_Task objective_
Print the data exactly as it is given, please.

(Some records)
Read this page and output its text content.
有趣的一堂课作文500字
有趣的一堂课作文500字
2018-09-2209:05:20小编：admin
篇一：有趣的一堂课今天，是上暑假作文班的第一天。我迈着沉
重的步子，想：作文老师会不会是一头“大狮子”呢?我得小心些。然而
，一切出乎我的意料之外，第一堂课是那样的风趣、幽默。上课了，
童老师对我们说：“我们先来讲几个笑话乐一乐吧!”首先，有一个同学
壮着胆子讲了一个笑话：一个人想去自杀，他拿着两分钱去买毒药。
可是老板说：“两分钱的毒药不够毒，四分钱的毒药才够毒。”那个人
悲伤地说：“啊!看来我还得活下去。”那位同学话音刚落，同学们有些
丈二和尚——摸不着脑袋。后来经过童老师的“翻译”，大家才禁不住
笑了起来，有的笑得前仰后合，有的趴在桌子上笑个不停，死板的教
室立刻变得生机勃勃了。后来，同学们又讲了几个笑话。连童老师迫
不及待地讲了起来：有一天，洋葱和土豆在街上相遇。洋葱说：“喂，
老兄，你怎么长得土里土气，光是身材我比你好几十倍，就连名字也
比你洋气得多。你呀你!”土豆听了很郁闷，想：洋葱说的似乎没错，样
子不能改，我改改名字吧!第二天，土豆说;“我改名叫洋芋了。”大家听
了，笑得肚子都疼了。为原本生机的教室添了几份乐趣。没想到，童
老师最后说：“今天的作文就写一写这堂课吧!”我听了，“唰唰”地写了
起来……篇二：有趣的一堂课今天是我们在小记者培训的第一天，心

_Result for this task_
Read this page and output its text content.
有趣的一堂课作文500字
有趣的一堂课作文500字
2018-09-2209:05:20小编：admin
篇一：有趣的一堂课今天，是上暑假作文班的第一天。我迈着沉
重的步子，想：作文老师会不会是一头“大狮子”呢?我得小心些。然而
，一切出乎我的意料之外，第一堂课是那样的风趣、幽默。上课了，
童老师对我们说：“我们先来讲几个笑话乐一乐吧!”首先，有一个同学
壮着胆子讲了一个笑话：一个人想去自杀，他拿着两分钱去买毒药。
可是老板说：“两分钱的毒药不够毒，四分钱的毒药才够毒。”那个人
悲伤地说：“啊!看来我还得活下去。”那位同学话音刚落，同学们有些
丈二和尚——摸不着脑袋。后来经过童老师的“翻译”，大家才禁不住
笑了起来，有的笑得前仰后合，有的趴在桌子上笑个不停，死板的教
室立刻变得生机勃勃了。后来，同学们又讲了几个笑话。连童老师迫
不及待地讲了起来：有一天，洋葱和土豆在街上相遇。洋葱说：“喂，
老兄，你怎么长得土里土气，光是身材我比你好几十倍，就连名字也
比你洋气得多。你呀你!”土豆听了很郁闷，想：洋葱说的似乎没错，样
子不能改，我改改名字吧!第二天，土豆说;“我改名叫洋芋了。”大家听
了，笑得肚子都疼了。为原本生机的教室添了几份乐趣。没想到，童
老师最后说：“今天的作文就写一写这堂课吧!”我听了，“唰唰”地写了
起来……篇二：有趣的一堂课今天是我们在小记者培训的第一天，心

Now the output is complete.